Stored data
[Begin]

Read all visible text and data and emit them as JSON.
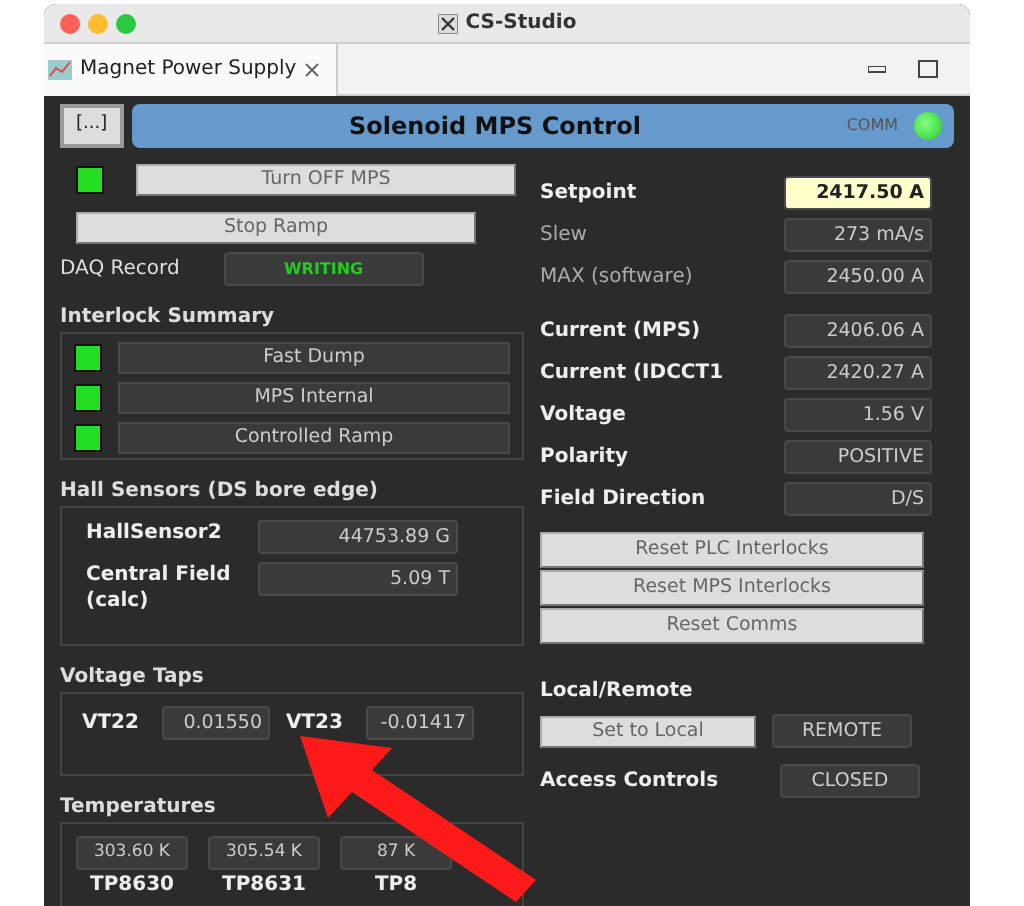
{
  "window": {
    "title": "CS-Studio",
    "tab": {
      "label": "Magnet Power Supply"
    }
  },
  "header": {
    "menu_button": "[...]",
    "title": "Solenoid MPS Control",
    "comm_label": "COMM",
    "comm_on": true
  },
  "controls": {
    "mps_on": true,
    "turn_off": "Turn OFF MPS",
    "stop": "Stop Ramp",
    "daq": {
      "label": "DAQ Record",
      "value": "WRITING"
    }
  },
  "interlocks": {
    "title": "Interlock Summary",
    "items": [
      {
        "label": "Fast Dump",
        "ok": true
      },
      {
        "label": "MPS Internal",
        "ok": true
      },
      {
        "label": "Controlled Ramp",
        "ok": true
      }
    ]
  },
  "hall": {
    "title": "Hall Sensors (DS bore edge)",
    "rows": [
      {
        "label": "HallSensor2",
        "value": "44753.89 G"
      },
      {
        "label": "Central Field (calc)",
        "value": "5.09 T"
      }
    ]
  },
  "voltage_taps": {
    "title": "Voltage Taps",
    "items": [
      {
        "label": "VT22",
        "value": "0.01550"
      },
      {
        "label": "VT23",
        "value": "-0.01417"
      }
    ]
  },
  "temperatures": {
    "title": "Temperatures",
    "items": [
      {
        "value": "303.60 K",
        "label": "TP8630"
      },
      {
        "value": "305.54 K",
        "label": "TP8631"
      },
      {
        "value": "87 K",
        "label": "TP8"
      }
    ]
  },
  "readbacks": [
    {
      "kind": "input",
      "label": "Setpoint",
      "value": "2417.50 A"
    },
    {
      "kind": "limit",
      "label": "Slew",
      "value": "273 mA/s"
    },
    {
      "kind": "limit",
      "label": "MAX (software)",
      "value": "2450.00 A"
    },
    {
      "kind": "readback",
      "label": "Current (MPS)",
      "value": "2406.06 A"
    },
    {
      "kind": "readback",
      "label": "Current (IDCCT1",
      "value": "2420.27 A"
    },
    {
      "kind": "readback",
      "label": "Voltage",
      "value": "1.56 V"
    },
    {
      "kind": "readback",
      "label": "Polarity",
      "value": "POSITIVE"
    },
    {
      "kind": "readback",
      "label": "Field Direction",
      "value": "D/S"
    }
  ],
  "reset_buttons": [
    "Reset PLC Interlocks",
    "Reset MPS Interlocks",
    "Reset Comms"
  ],
  "local_remote": {
    "title": "Local/Remote",
    "button": "Set to Local",
    "status": "REMOTE"
  },
  "access": {
    "label": "Access Controls",
    "value": "CLOSED"
  }
}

[End]

#### DIRECTIONS FOR THIS TASK
State how many lines of the listing include the word "Current". Reply with the number alone.

#### RESULT OF THE TASK
2